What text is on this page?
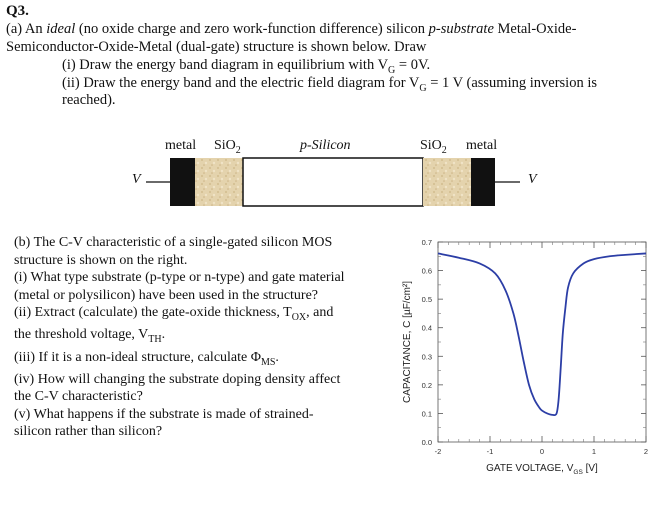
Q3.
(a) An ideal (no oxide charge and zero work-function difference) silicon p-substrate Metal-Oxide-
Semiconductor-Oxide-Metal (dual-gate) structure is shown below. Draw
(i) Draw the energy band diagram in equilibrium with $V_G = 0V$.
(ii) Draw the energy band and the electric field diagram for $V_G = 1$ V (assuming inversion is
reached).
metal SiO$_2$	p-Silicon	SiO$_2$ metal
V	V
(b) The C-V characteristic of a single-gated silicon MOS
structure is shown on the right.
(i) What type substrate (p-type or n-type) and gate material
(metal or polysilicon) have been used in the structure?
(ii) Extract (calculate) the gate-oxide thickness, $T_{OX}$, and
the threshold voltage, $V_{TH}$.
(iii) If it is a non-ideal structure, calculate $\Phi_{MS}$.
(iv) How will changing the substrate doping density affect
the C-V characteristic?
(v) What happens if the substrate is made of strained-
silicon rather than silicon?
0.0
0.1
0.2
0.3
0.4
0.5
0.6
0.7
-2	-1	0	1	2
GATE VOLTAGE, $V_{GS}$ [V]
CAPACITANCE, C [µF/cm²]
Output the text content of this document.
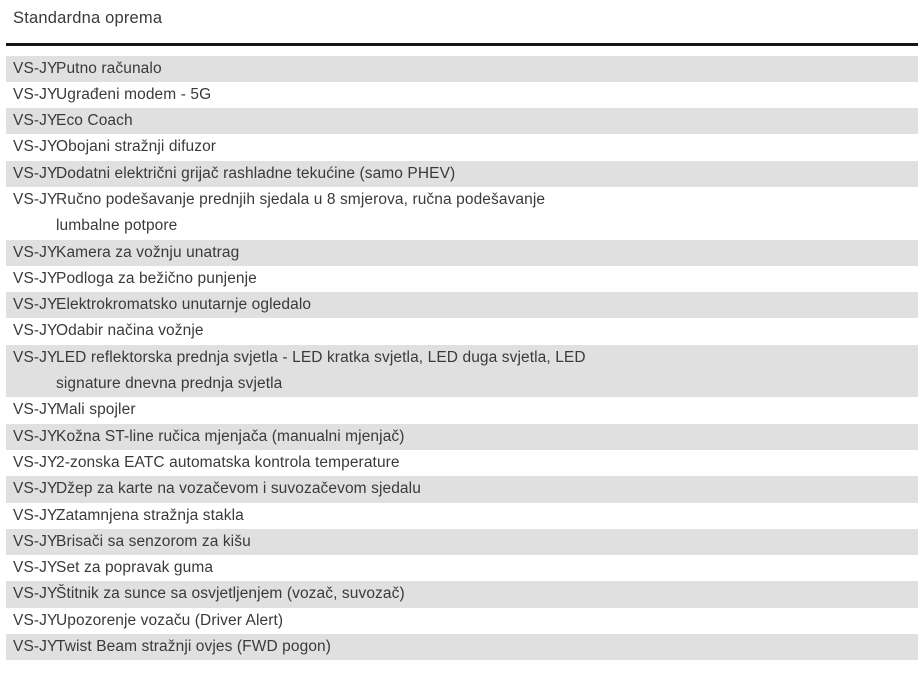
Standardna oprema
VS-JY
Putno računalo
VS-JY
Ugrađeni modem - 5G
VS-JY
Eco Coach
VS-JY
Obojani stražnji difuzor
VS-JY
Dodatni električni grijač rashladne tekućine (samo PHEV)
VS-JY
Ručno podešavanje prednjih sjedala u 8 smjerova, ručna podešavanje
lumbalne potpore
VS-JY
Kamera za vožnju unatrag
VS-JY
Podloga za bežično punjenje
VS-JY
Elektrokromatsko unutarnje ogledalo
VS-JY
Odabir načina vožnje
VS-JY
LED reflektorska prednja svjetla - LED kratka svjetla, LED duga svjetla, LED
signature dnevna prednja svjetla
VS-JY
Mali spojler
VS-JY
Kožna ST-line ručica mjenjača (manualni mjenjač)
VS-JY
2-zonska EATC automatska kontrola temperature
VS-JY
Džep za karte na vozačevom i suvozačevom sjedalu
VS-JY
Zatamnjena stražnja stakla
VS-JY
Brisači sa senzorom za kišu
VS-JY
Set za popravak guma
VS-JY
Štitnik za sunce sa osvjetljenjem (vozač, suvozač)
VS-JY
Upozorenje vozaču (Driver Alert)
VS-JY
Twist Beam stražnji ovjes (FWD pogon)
· · · · ·
§ Requirements: Leaving out the pictures, repeat the data above exactly.

§ Written reply:
What text is on this page?
Q3.
(a) An ideal (no oxide charge and zero work-function difference) silicon p-substrate Metal-Oxide-
Semiconductor-Oxide-Metal (dual-gate) structure is shown below. Draw
(i) Draw the energy band diagram in equilibrium with $V_G = 0V$.
(ii) Draw the energy band and the electric field diagram for $V_G = 1$ V (assuming inversion is
reached).
metal SiO$_2$	p-Silicon	SiO$_2$ metal
V	V
(b) The C-V characteristic of a single-gated silicon MOS
structure is shown on the right.
(i) What type substrate (p-type or n-type) and gate material
(metal or polysilicon) have been used in the structure?
(ii) Extract (calculate) the gate-oxide thickness, $T_{OX}$, and
the threshold voltage, $V_{TH}$.
(iii) If it is a non-ideal structure, calculate $\Phi_{MS}$.
(iv) How will changing the substrate doping density affect
the C-V characteristic?
(v) What happens if the substrate is made of strained-
silicon rather than silicon?
0.0
0.1
0.2
0.3
0.4
0.5
0.6
0.7
-2	-1	0	1	2
GATE VOLTAGE, $V_{GS}$ [V]
CAPACITANCE, C [µF/cm²]
Output the text content of this document.
Standardna oprema
VS-JY
Putno računalo
VS-JY
Ugrađeni modem - 5G
VS-JY
Eco Coach
VS-JY
Obojani stražnji difuzor
VS-JY
Dodatni električni grijač rashladne tekućine (samo PHEV)
VS-JY
Ručno podešavanje prednjih sjedala u 8 smjerova, ručna podešavanje
lumbalne potpore
VS-JY
Kamera za vožnju unatrag
VS-JY
Podloga za bežično punjenje
VS-JY
Elektrokromatsko unutarnje ogledalo
VS-JY
Odabir načina vožnje
VS-JY
LED reflektorska prednja svjetla - LED kratka svjetla, LED duga svjetla, LED
signature dnevna prednja svjetla
VS-JY
Mali spojler
VS-JY
Kožna ST-line ručica mjenjača (manualni mjenjač)
VS-JY
2-zonska EATC automatska kontrola temperature
VS-JY
Džep za karte na vozačevom i suvozačevom sjedalu
VS-JY
Zatamnjena stražnja stakla
VS-JY
Brisači sa senzorom za kišu
VS-JY
Set za popravak guma
VS-JY
Štitnik za sunce sa osvjetljenjem (vozač, suvozač)
VS-JY
Upozorenje vozaču (Driver Alert)
VS-JY
Twist Beam stražnji ovjes (FWD pogon)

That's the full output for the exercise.